§ **Directions for this task**
Without the images, write out all of the following entries exactly.

§ **Material shown**

------

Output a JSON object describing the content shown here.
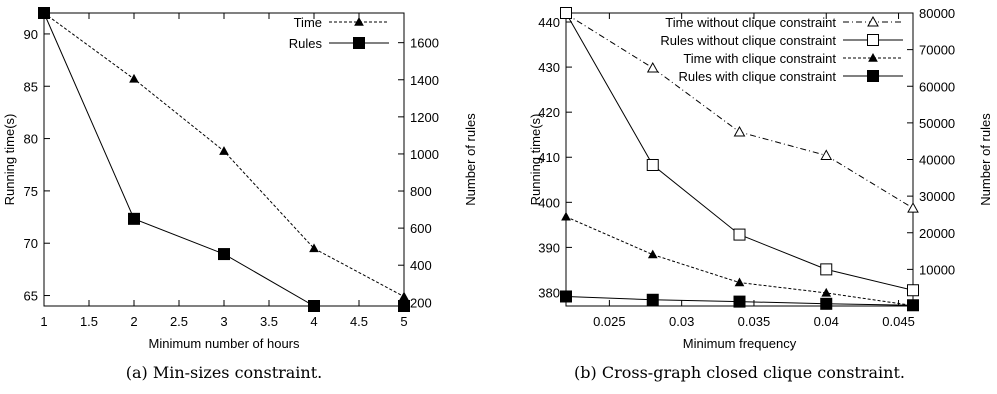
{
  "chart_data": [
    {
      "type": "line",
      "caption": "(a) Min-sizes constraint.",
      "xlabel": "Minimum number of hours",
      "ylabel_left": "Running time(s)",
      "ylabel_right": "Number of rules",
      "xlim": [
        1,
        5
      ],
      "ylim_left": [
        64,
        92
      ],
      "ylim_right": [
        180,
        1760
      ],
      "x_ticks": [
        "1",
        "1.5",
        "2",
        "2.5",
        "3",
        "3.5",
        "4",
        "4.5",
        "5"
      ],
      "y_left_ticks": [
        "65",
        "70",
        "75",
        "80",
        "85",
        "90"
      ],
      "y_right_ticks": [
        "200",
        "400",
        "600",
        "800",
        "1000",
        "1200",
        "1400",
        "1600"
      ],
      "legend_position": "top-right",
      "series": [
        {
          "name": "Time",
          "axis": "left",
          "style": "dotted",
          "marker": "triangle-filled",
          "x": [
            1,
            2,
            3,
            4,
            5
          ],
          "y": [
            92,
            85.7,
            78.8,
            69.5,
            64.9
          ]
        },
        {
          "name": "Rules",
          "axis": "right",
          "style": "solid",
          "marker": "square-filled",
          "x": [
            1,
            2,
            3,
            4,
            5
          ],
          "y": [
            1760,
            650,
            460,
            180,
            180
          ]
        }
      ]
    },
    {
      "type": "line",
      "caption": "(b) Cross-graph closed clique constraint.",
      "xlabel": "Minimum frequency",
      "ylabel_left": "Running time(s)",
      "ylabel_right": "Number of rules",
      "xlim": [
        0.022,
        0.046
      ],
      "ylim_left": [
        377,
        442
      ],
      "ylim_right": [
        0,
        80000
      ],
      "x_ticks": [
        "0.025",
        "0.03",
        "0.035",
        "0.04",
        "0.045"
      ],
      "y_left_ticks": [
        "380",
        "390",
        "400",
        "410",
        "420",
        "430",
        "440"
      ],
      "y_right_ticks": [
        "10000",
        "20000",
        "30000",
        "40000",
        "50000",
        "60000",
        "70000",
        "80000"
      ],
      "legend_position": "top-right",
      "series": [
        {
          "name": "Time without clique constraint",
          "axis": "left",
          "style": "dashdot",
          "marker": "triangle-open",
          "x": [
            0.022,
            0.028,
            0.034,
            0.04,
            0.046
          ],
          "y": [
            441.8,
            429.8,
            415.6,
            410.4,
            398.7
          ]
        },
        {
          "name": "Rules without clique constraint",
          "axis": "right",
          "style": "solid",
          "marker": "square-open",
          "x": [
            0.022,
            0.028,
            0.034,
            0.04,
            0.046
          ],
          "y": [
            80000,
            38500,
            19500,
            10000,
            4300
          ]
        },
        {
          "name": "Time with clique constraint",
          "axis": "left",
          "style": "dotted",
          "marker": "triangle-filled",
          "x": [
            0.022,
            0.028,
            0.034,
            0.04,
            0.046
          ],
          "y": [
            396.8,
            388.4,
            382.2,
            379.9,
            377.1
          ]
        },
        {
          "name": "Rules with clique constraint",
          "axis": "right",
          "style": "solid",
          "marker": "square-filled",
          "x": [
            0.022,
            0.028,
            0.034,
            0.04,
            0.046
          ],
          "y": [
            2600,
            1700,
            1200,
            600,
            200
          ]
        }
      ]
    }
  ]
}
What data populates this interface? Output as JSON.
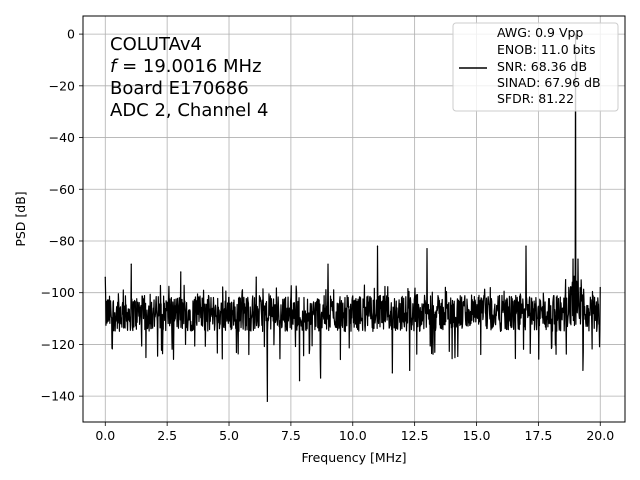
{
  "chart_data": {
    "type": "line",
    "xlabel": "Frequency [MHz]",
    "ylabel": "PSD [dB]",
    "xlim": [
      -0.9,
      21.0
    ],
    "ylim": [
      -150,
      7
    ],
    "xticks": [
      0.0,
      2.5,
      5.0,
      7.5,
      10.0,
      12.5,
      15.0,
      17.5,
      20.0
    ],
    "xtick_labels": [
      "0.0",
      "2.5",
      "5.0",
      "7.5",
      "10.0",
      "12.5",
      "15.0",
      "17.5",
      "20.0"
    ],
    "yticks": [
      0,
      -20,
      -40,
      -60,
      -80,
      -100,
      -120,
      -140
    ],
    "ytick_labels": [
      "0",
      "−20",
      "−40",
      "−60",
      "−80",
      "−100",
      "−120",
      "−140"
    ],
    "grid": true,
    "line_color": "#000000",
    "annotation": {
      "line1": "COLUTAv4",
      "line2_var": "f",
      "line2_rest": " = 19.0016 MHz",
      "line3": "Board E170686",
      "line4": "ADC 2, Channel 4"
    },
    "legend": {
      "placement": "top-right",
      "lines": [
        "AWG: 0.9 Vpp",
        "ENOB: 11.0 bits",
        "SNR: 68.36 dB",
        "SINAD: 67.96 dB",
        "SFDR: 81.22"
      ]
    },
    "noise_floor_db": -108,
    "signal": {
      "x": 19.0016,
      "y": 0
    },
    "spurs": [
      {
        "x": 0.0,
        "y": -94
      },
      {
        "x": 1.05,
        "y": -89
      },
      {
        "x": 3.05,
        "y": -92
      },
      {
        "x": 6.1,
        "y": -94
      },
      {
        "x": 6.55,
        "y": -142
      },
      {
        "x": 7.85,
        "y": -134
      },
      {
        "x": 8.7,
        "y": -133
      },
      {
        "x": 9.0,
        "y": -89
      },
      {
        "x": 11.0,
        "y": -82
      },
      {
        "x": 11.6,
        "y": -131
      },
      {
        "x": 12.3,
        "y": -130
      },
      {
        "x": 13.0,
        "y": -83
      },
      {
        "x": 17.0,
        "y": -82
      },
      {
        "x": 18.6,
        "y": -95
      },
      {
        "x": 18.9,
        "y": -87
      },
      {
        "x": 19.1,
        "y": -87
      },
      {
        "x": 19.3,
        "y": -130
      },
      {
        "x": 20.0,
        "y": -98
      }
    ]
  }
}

------

§ **Written answer**
Output a JSON object describing the content shown here.
{
  "chart_data": [
    {
      "type": "line",
      "caption": "(a) Min-sizes constraint.",
      "xlabel": "Minimum number of hours",
      "ylabel_left": "Running time(s)",
      "ylabel_right": "Number of rules",
      "xlim": [
        1,
        5
      ],
      "ylim_left": [
        64,
        92
      ],
      "ylim_right": [
        180,
        1760
      ],
      "x_ticks": [
        "1",
        "1.5",
        "2",
        "2.5",
        "3",
        "3.5",
        "4",
        "4.5",
        "5"
      ],
      "y_left_ticks": [
        "65",
        "70",
        "75",
        "80",
        "85",
        "90"
      ],
      "y_right_ticks": [
        "200",
        "400",
        "600",
        "800",
        "1000",
        "1200",
        "1400",
        "1600"
      ],
      "legend_position": "top-right",
      "series": [
        {
          "name": "Time",
          "axis": "left",
          "style": "dotted",
          "marker": "triangle-filled",
          "x": [
            1,
            2,
            3,
            4,
            5
          ],
          "y": [
            92,
            85.7,
            78.8,
            69.5,
            64.9
          ]
        },
        {
          "name": "Rules",
          "axis": "right",
          "style": "solid",
          "marker": "square-filled",
          "x": [
            1,
            2,
            3,
            4,
            5
          ],
          "y": [
            1760,
            650,
            460,
            180,
            180
          ]
        }
      ]
    },
    {
      "type": "line",
      "caption": "(b) Cross-graph closed clique constraint.",
      "xlabel": "Minimum frequency",
      "ylabel_left": "Running time(s)",
      "ylabel_right": "Number of rules",
      "xlim": [
        0.022,
        0.046
      ],
      "ylim_left": [
        377,
        442
      ],
      "ylim_right": [
        0,
        80000
      ],
      "x_ticks": [
        "0.025",
        "0.03",
        "0.035",
        "0.04",
        "0.045"
      ],
      "y_left_ticks": [
        "380",
        "390",
        "400",
        "410",
        "420",
        "430",
        "440"
      ],
      "y_right_ticks": [
        "10000",
        "20000",
        "30000",
        "40000",
        "50000",
        "60000",
        "70000",
        "80000"
      ],
      "legend_position": "top-right",
      "series": [
        {
          "name": "Time without clique constraint",
          "axis": "left",
          "style": "dashdot",
          "marker": "triangle-open",
          "x": [
            0.022,
            0.028,
            0.034,
            0.04,
            0.046
          ],
          "y": [
            441.8,
            429.8,
            415.6,
            410.4,
            398.7
          ]
        },
        {
          "name": "Rules without clique constraint",
          "axis": "right",
          "style": "solid",
          "marker": "square-open",
          "x": [
            0.022,
            0.028,
            0.034,
            0.04,
            0.046
          ],
          "y": [
            80000,
            38500,
            19500,
            10000,
            4300
          ]
        },
        {
          "name": "Time with clique constraint",
          "axis": "left",
          "style": "dotted",
          "marker": "triangle-filled",
          "x": [
            0.022,
            0.028,
            0.034,
            0.04,
            0.046
          ],
          "y": [
            396.8,
            388.4,
            382.2,
            379.9,
            377.1
          ]
        },
        {
          "name": "Rules with clique constraint",
          "axis": "right",
          "style": "solid",
          "marker": "square-filled",
          "x": [
            0.022,
            0.028,
            0.034,
            0.04,
            0.046
          ],
          "y": [
            2600,
            1700,
            1200,
            600,
            200
          ]
        }
      ]
    }
  ]
}
What data populates this interface? Output as JSON.
{
  "chart_data": {
    "type": "line",
    "xlabel": "Frequency [MHz]",
    "ylabel": "PSD [dB]",
    "xlim": [
      -0.9,
      21.0
    ],
    "ylim": [
      -150,
      7
    ],
    "xticks": [
      0.0,
      2.5,
      5.0,
      7.5,
      10.0,
      12.5,
      15.0,
      17.5,
      20.0
    ],
    "xtick_labels": [
      "0.0",
      "2.5",
      "5.0",
      "7.5",
      "10.0",
      "12.5",
      "15.0",
      "17.5",
      "20.0"
    ],
    "yticks": [
      0,
      -20,
      -40,
      -60,
      -80,
      -100,
      -120,
      -140
    ],
    "ytick_labels": [
      "0",
      "−20",
      "−40",
      "−60",
      "−80",
      "−100",
      "−120",
      "−140"
    ],
    "grid": true,
    "line_color": "#000000",
    "annotation": {
      "line1": "COLUTAv4",
      "line2_var": "f",
      "line2_rest": " = 19.0016 MHz",
      "line3": "Board E170686",
      "line4": "ADC 2, Channel 4"
    },
    "legend": {
      "placement": "top-right",
      "lines": [
        "AWG: 0.9 Vpp",
        "ENOB: 11.0 bits",
        "SNR: 68.36 dB",
        "SINAD: 67.96 dB",
        "SFDR: 81.22"
      ]
    },
    "noise_floor_db": -108,
    "signal": {
      "x": 19.0016,
      "y": 0
    },
    "spurs": [
      {
        "x": 0.0,
        "y": -94
      },
      {
        "x": 1.05,
        "y": -89
      },
      {
        "x": 3.05,
        "y": -92
      },
      {
        "x": 6.1,
        "y": -94
      },
      {
        "x": 6.55,
        "y": -142
      },
      {
        "x": 7.85,
        "y": -134
      },
      {
        "x": 8.7,
        "y": -133
      },
      {
        "x": 9.0,
        "y": -89
      },
      {
        "x": 11.0,
        "y": -82
      },
      {
        "x": 11.6,
        "y": -131
      },
      {
        "x": 12.3,
        "y": -130
      },
      {
        "x": 13.0,
        "y": -83
      },
      {
        "x": 17.0,
        "y": -82
      },
      {
        "x": 18.6,
        "y": -95
      },
      {
        "x": 18.9,
        "y": -87
      },
      {
        "x": 19.1,
        "y": -87
      },
      {
        "x": 19.3,
        "y": -130
      },
      {
        "x": 20.0,
        "y": -98
      }
    ]
  }
}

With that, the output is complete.